# Reading text:

Further in vitro studies were conducted to evaluate the transfection ability of the lipopolymers, and transfection data from the various cell lines are shown in Figure 10. The gold standard 25-kDa PEI with its optimal w/w of 1.4 was examined in parallel. Figure 10A shows that the luciferase expression levels of all lipopolymer/DNA polyplexes were higher than that of 25-kDa PEI in the absence or presence of 10% serum toward HeLa cells. In particular, chol-pei/DNA and dios-pei/DNA polyplexes outperformed 25-kDa PEI by factors of 4.03 and 4.12, respectively, with serum-free medium at the optimized w/w ratio (6.4). However, toco-pei/DNA polyplexes showed the highest TE in the presence of 10% serum compared to the other two polyplexes; the same phenomenon was observed in HEK293 cells (Figure 10B) and MCF-7 cells (Figure 10C). It was reported that the α-tocopherol tail and ester-linkage-containing lipid show high serum compatibility [42]; here, the serum tolerance of toco-pei/DNA polyplexes might be attributed to the tocopherol and ester contained. Based on the higher TE of dios-pei/DNA polyplexes for the three previously described cells, it was selected for evaluation toward HepG2 and U2OS cells in the absence and presence of 10% serum. The results exhibited that dios-pei/DNA polyplexes could achieve good gene transfection efficiency in the two cells whether in serum-free or 10%-serum-containing medium, displaying a TE 6.15 times higher than that of 25-kDa PEI toward HepG2 cells with 10% serum-containing medium at the optimized w/w ratio of 6.4. As for U2OS cells, TEs 4.54 and 3.81 times higher than that of 25-kDA PEI were observed in the absence and presence of 10% serum, respectively. The results indicated that the three lipopolymers have higher TE and might serve as hopeful candidates for gene delivery. The luciferase expression levels of all lipopolymer/DNA polyplexes did not conform with the expression of EGFP, which might be due to the different reporter gene and representing methods.

The internalization of complexes is one of the primary barriers in gene delivery, and tremendously influences the TE. We used Cy5-incorporated DNA to explore cellular uptake using flow cytometry. After an incubation of 4 h of the lipopolymer/DNA complexes with HeLa cells and HEK293 cells in the absence of serum, the percentage of positive cells for Cy5-labeled pDNA was determined. The results are shown in Figure 11. Whether in HeLa cells or HEK293 cells, all complexes showed cell internalization comparable to that of 25-kDa PEI. The higher cellular uptake might be due to the hydrophobic modifications. Thus, we considered that the better TE might be due to the higher cellular uptake, which agrees with Figure 10A,B.

The intracellular distribution of transfected DNA was observed toward HeLa cells with serum-free and 10% serum-containing media using confocal laser scanning microscopy. The polyplexes were prepared at the optimal w/w ratios (Cy5-labeled DNA (red)), and the nuclei were stained with 4′,6-diamidino-2-phenylindole DAPI (blue). As shown in Figure 12, after an incubation of 4 h of complexes with HeLa cells in the absence of serum, a set amount of labeled DNA was delivered to the perinuclear region for lipopolymer/DNA and PEI/DNA complexes, and the difference between them was not obvious, which is in accordance with Figure 11. Similarly, for the 10% serum-containing medium, a small amount of labeled DNA was observed for lipopolymer/DNA and PEI/DNA complexes. In other words, whether in the absence or presence of 10% serum toward HeLa cells, lipopolymer/DNA complexes showed intracellular distribution comparable to that of PEI/DNA, and the higher cellular uptake caused higher TE, which agrees with Figure 10A.

# What this exercise asks:
[A] Which cell lines does the lipopolymer transfection text name?
[B] Retype the stretch of the lipopolymer transfection text from "The internalization of" through "with Figure 10A,B.".
None of the records are needed for this work.

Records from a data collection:
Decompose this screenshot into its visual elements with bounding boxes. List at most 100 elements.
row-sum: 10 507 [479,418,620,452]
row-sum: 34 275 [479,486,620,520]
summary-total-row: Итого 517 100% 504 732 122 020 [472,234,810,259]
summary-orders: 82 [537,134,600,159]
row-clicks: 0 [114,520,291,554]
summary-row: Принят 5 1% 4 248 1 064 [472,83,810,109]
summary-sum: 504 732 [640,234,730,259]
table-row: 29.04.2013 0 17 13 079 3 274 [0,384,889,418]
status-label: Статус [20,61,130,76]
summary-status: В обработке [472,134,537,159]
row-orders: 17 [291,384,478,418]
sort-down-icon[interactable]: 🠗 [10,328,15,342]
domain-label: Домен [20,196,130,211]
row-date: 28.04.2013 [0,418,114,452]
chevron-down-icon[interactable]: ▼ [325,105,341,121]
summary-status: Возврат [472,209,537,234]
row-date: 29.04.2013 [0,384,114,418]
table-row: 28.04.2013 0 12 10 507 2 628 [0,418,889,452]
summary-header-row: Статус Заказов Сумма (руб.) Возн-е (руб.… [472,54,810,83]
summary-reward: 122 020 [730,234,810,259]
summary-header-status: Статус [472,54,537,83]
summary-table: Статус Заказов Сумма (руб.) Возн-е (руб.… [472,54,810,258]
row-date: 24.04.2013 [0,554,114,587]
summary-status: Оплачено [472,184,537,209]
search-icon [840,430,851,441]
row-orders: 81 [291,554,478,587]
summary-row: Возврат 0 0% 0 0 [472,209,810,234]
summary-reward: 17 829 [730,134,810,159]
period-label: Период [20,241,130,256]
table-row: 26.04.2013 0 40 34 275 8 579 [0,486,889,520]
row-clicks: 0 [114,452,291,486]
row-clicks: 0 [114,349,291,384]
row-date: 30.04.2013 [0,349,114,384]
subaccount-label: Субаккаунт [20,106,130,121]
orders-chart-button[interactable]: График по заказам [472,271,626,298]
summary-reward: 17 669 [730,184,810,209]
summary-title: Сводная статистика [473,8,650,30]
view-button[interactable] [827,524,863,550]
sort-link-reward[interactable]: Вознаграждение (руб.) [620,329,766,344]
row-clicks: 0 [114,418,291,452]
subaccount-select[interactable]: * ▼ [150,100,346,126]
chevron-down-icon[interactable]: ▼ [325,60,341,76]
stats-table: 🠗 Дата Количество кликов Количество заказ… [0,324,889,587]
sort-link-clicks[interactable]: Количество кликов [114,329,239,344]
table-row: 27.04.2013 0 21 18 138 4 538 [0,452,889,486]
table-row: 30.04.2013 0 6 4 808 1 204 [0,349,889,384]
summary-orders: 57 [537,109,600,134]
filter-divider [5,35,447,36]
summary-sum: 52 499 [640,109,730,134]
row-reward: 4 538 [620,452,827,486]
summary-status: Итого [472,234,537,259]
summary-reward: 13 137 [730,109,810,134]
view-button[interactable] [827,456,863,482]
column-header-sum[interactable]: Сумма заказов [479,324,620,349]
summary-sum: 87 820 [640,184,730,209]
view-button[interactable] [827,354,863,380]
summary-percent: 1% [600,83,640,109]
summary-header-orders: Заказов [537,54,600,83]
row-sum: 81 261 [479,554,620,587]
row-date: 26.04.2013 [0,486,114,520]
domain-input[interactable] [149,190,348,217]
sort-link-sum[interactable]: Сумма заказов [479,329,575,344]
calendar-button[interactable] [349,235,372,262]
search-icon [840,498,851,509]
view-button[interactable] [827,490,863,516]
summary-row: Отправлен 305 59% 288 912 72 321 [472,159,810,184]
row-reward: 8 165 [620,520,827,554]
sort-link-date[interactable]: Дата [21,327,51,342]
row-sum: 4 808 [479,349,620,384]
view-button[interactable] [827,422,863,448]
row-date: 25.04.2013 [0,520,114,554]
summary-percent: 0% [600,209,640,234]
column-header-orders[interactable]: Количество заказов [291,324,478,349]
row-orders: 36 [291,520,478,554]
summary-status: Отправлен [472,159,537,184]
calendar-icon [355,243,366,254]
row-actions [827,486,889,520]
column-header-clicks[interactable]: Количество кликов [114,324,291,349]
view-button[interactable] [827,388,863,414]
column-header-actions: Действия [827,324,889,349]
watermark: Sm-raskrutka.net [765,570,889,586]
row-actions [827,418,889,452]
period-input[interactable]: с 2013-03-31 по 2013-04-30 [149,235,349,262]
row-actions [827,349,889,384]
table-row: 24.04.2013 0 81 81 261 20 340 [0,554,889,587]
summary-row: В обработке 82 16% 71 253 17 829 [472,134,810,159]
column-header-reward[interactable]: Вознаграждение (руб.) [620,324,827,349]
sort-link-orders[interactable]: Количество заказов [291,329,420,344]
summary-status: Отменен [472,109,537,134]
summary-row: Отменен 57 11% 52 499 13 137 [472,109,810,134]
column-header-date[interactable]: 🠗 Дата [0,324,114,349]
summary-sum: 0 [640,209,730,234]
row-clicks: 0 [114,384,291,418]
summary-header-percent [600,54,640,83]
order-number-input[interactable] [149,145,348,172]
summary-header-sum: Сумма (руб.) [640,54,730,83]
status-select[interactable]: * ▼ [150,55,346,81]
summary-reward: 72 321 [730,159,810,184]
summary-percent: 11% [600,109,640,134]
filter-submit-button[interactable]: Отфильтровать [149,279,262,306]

# Task-by-task answers:
[A] HeLa, HEK293, MCF-7, HepG2, U2OS

[B]
The internalization of complexes is one of the primary barriers in gene delivery, and tremendously influences the TE. We used Cy5-incorporated DNA to explore cellular uptake using flow cytometry. After an incubation of 4 h of the lipopolymer/DNA complexes with HeLa cells and HEK293 cells in the absence of serum, the percentage of positive cells for Cy5-labeled pDNA was determined. The results are shown in Figure 11. Whether in HeLa cells or HEK293 cells, all complexes showed cell internalization comparable to that of 25-kDa PEI. The higher cellular uptake might be due to the hydrophobic modifications. Thus, we considered that the better TE might be due to the higher cellular uptake, which agrees with Figure 10A,B.